──────── DATA SUPPLIED ────────

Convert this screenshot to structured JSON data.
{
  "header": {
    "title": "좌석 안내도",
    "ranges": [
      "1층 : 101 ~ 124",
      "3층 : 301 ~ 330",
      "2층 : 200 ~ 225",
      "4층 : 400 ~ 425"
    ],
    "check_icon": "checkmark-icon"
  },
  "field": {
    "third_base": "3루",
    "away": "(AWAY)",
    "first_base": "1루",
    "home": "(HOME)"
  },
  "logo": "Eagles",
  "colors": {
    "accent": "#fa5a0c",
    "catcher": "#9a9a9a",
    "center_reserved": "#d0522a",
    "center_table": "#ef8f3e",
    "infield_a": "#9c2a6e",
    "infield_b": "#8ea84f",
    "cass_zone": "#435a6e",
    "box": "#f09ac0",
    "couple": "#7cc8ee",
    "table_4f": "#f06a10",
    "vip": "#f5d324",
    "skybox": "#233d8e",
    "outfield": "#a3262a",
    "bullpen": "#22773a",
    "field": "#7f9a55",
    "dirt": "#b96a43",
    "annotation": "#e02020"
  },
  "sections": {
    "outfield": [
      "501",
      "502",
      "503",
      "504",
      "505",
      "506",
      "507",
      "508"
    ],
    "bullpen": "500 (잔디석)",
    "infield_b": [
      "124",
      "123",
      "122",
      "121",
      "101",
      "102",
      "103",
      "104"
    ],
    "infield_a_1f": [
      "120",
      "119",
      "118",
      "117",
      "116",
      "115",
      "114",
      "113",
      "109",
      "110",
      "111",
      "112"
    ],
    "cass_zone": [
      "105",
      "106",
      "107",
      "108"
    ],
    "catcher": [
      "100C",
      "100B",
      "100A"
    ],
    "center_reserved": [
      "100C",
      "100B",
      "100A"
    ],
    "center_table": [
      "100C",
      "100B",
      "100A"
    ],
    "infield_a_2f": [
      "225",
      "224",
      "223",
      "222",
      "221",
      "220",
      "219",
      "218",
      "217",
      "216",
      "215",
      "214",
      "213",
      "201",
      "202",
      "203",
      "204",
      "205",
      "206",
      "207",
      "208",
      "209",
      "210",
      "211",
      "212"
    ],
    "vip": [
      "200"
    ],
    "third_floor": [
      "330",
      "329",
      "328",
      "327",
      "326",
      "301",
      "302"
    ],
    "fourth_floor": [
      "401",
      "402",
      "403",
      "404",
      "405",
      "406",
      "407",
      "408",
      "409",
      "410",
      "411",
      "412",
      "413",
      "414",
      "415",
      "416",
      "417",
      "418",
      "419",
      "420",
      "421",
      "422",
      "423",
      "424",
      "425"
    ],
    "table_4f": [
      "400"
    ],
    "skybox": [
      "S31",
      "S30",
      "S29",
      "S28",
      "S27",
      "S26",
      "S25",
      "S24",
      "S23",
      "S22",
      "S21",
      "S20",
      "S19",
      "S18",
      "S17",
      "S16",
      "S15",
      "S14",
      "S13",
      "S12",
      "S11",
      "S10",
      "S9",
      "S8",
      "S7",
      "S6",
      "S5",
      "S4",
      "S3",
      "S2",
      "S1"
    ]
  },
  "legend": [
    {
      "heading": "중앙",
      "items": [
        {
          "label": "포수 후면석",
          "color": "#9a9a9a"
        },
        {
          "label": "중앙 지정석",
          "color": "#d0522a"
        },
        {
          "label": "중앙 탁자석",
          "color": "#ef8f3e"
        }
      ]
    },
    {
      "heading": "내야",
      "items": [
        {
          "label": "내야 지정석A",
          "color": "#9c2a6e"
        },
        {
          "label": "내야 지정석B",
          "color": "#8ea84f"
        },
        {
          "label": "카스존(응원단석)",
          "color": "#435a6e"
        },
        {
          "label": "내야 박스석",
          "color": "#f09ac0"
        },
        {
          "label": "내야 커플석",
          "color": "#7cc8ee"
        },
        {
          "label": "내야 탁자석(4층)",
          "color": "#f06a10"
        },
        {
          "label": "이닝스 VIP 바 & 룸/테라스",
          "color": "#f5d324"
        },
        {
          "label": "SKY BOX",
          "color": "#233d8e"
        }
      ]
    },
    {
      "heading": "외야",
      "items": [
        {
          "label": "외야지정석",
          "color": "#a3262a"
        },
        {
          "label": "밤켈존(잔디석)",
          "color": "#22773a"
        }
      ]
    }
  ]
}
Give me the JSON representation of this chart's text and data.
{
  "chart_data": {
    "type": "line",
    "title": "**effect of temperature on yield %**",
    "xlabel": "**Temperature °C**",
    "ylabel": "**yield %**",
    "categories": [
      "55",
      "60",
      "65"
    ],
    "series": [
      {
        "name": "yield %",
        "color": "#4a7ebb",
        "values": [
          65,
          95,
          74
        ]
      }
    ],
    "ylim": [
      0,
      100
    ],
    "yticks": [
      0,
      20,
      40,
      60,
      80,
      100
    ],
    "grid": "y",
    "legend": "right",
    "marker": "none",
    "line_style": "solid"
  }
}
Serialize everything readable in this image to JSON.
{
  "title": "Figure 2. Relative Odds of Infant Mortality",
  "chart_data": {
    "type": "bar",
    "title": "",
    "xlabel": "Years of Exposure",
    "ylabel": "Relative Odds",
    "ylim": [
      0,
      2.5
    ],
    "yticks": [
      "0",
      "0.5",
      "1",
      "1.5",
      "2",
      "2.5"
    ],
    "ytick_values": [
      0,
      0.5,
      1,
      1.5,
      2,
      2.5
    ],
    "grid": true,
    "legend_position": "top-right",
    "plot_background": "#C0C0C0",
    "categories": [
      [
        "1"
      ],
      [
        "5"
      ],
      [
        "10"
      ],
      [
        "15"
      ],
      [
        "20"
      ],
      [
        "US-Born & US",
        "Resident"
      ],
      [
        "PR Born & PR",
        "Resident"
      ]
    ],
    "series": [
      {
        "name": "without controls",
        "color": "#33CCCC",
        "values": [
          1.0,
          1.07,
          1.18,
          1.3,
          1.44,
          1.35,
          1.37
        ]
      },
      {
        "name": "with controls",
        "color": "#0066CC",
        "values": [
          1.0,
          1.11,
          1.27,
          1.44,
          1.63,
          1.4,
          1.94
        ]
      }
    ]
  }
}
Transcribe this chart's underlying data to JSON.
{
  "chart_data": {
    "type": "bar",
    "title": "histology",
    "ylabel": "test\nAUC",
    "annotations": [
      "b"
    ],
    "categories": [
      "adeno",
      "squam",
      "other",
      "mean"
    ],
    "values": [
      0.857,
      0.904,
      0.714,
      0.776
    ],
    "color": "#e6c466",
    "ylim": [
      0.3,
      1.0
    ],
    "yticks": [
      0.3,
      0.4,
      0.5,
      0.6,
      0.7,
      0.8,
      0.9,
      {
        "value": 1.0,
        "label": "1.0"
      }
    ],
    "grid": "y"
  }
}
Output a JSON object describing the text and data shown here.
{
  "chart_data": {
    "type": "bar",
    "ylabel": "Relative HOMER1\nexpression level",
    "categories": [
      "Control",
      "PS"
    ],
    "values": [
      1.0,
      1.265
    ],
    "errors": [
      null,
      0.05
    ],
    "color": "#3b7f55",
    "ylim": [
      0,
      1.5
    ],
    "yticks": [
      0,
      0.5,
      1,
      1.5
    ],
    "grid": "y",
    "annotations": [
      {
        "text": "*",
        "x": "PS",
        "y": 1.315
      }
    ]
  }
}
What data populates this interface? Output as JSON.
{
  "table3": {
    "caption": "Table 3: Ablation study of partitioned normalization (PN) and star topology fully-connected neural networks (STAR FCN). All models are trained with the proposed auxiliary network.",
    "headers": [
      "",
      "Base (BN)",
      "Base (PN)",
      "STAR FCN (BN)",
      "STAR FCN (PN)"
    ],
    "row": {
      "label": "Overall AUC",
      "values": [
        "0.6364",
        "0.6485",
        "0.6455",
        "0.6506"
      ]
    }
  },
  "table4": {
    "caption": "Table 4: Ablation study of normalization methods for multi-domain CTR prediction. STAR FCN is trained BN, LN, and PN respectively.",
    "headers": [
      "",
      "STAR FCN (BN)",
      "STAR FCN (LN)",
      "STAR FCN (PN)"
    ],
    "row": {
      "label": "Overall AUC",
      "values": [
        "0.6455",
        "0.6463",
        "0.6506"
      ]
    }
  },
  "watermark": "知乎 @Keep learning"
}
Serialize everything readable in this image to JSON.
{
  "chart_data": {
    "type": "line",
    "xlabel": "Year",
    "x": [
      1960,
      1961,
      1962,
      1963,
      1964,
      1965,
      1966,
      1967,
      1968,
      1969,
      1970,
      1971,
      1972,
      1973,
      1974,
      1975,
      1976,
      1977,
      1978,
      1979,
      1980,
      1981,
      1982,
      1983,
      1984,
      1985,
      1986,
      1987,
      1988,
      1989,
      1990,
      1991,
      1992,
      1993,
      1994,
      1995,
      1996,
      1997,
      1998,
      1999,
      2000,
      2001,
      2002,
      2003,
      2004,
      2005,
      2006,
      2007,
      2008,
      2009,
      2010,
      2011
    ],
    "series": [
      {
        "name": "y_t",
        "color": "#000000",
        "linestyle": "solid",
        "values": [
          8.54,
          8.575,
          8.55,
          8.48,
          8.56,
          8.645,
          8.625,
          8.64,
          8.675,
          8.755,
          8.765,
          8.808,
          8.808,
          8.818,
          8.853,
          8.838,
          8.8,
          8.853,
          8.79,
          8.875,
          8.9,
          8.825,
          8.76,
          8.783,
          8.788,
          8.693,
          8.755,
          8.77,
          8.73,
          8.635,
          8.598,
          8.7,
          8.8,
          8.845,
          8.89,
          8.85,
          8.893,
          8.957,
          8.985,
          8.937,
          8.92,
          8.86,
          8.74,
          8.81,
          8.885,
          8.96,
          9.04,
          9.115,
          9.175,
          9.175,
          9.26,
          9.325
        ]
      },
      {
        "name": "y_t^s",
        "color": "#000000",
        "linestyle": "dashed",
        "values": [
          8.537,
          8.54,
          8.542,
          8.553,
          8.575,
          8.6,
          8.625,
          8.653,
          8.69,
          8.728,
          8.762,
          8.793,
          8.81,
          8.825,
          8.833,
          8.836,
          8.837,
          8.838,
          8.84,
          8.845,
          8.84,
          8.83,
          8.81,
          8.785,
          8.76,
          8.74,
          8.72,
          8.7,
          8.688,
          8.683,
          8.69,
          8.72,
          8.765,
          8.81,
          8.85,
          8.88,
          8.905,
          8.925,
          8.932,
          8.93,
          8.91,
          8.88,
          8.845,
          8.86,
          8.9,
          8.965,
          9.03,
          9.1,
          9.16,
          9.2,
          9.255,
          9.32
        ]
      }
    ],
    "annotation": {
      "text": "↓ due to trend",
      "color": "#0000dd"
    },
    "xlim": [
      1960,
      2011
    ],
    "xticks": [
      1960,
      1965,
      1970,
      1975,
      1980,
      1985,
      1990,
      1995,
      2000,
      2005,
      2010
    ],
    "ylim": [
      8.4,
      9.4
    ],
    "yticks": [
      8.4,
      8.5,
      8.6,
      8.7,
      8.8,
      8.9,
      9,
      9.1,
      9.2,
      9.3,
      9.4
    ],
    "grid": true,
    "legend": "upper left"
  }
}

────────

AIM OF THE TASK: Give the number of lines that carry the word "ylabel", with nothing added.

ANSWER TO THIS TASK: 4